- [STORED DATA]

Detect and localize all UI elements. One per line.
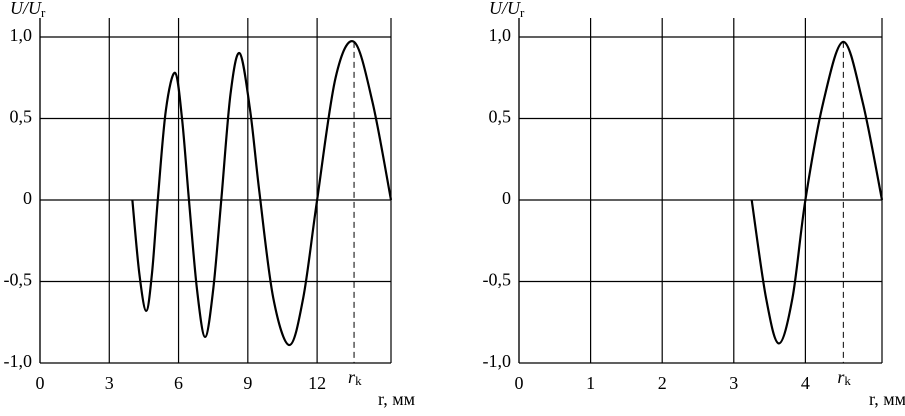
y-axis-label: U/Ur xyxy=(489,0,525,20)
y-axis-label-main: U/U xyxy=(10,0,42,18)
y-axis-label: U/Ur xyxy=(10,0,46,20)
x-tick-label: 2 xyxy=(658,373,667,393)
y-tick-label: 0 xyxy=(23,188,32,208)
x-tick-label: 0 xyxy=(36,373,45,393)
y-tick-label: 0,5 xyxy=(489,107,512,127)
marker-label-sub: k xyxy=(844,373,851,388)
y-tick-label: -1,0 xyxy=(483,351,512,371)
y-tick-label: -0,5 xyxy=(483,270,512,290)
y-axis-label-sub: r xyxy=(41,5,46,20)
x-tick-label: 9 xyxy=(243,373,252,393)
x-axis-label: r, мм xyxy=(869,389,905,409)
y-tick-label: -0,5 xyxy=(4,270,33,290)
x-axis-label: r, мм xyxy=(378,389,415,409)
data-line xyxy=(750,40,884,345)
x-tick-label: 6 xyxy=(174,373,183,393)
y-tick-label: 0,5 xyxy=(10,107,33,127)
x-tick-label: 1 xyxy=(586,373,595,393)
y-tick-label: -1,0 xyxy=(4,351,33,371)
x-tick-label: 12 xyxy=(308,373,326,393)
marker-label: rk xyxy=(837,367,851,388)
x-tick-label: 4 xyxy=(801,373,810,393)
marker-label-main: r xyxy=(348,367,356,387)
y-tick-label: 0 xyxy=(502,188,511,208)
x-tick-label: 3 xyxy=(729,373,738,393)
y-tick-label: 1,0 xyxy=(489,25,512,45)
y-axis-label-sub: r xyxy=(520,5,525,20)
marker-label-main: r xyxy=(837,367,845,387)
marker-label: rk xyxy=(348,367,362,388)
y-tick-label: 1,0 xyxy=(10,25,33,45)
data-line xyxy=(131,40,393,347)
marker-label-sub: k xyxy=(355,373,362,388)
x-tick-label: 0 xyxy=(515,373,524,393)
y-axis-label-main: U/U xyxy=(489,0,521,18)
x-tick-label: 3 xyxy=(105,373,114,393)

- [STATED TASK]
Quote the part of the data above that opens with the line containing "y-axis-label: U/Ur xyxy=(489,0,525,20)" and closes with the line containing "data-line xyxy=(131,40,393,347)", including both of those lines, and reproduce it line for line with nothing changed.

- [TASK OUTPUT]
y-axis-label: U/Ur xyxy=(489,0,525,20)
y-axis-label-main: U/U xyxy=(10,0,42,18)
y-axis-label: U/Ur xyxy=(10,0,46,20)
x-tick-label: 2 xyxy=(658,373,667,393)
y-tick-label: 0 xyxy=(23,188,32,208)
x-tick-label: 0 xyxy=(36,373,45,393)
y-tick-label: 0,5 xyxy=(489,107,512,127)
marker-label-sub: k xyxy=(844,373,851,388)
y-tick-label: -1,0 xyxy=(483,351,512,371)
y-tick-label: -0,5 xyxy=(483,270,512,290)
y-axis-label-sub: r xyxy=(41,5,46,20)
x-tick-label: 9 xyxy=(243,373,252,393)
x-axis-label: r, мм xyxy=(869,389,905,409)
y-tick-label: -0,5 xyxy=(4,270,33,290)
x-axis-label: r, мм xyxy=(378,389,415,409)
data-line xyxy=(750,40,884,345)
x-tick-label: 6 xyxy=(174,373,183,393)
y-tick-label: 0,5 xyxy=(10,107,33,127)
x-tick-label: 1 xyxy=(586,373,595,393)
y-tick-label: -1,0 xyxy=(4,351,33,371)
x-tick-label: 12 xyxy=(308,373,326,393)
marker-label: rk xyxy=(837,367,851,388)
x-tick-label: 4 xyxy=(801,373,810,393)
marker-label-main: r xyxy=(348,367,356,387)
y-tick-label: 0 xyxy=(502,188,511,208)
x-tick-label: 3 xyxy=(729,373,738,393)
y-tick-label: 1,0 xyxy=(489,25,512,45)
y-axis-label-sub: r xyxy=(520,5,525,20)
marker-label-main: r xyxy=(837,367,845,387)
marker-label: rk xyxy=(348,367,362,388)
y-tick-label: 1,0 xyxy=(10,25,33,45)
data-line xyxy=(131,40,393,347)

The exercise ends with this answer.